#### WHAT THE TASK ASKS
Please transcribe the records precisely; pictures stay out of your copy.

#### SUPPLIED DATA
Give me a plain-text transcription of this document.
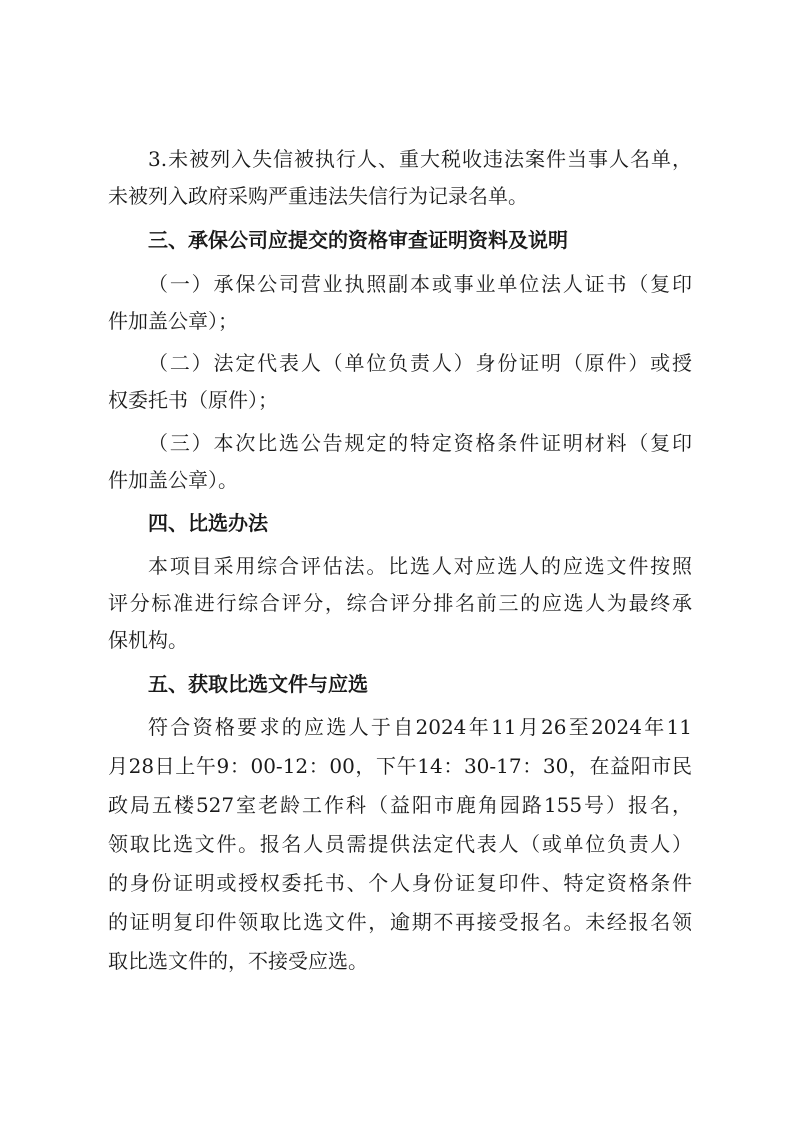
3.未被列入失信被执行人、重大税收违法案件当事人名单，
未被列入政府采购严重违法失信行为记录名单。
三、承保公司应提交的资格审查证明资料及说明
（一）承保公司营业执照副本或事业单位法人证书（复印
件加盖公章）；
（二）法定代表人（单位负责人）身份证明（原件）或授
权委托书（原件）；
（三）本次比选公告规定的特定资格条件证明材料（复印
件加盖公章）。
四、比选办法
本项目采用综合评估法。比选人对应选人的应选文件按照
评分标准进行综合评分，综合评分排名前三的应选人为最终承
保机构。
五、获取比选文件与应选
符合资格要求的应选人于自2024年11月26至2024年11
月28日上午9：00-12：00，下午14：30-17：30，在益阳市民
政局五楼527室老龄工作科（益阳市鹿角园路155号）报名，
领取比选文件。报名人员需提供法定代表人（或单位负责人）
的身份证明或授权委托书、个人身份证复印件、特定资格条件
的证明复印件领取比选文件，逾期不再接受报名。未经报名领
取比选文件的，不接受应选。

#### RESULT FOR THIS EXERCISE
Give me a plain-text transcription of this document.
3.未被列入失信被执行人、重大税收违法案件当事人名单，
未被列入政府采购严重违法失信行为记录名单。
三、承保公司应提交的资格审查证明资料及说明
（一）承保公司营业执照副本或事业单位法人证书（复印
件加盖公章）；
（二）法定代表人（单位负责人）身份证明（原件）或授
权委托书（原件）；
（三）本次比选公告规定的特定资格条件证明材料（复印
件加盖公章）。
四、比选办法
本项目采用综合评估法。比选人对应选人的应选文件按照
评分标准进行综合评分，综合评分排名前三的应选人为最终承
保机构。
五、获取比选文件与应选
符合资格要求的应选人于自2024年11月26至2024年11
月28日上午9：00-12：00，下午14：30-17：30，在益阳市民
政局五楼527室老龄工作科（益阳市鹿角园路155号）报名，
领取比选文件。报名人员需提供法定代表人（或单位负责人）
的身份证明或授权委托书、个人身份证复印件、特定资格条件
的证明复印件领取比选文件，逾期不再接受报名。未经报名领
取比选文件的，不接受应选。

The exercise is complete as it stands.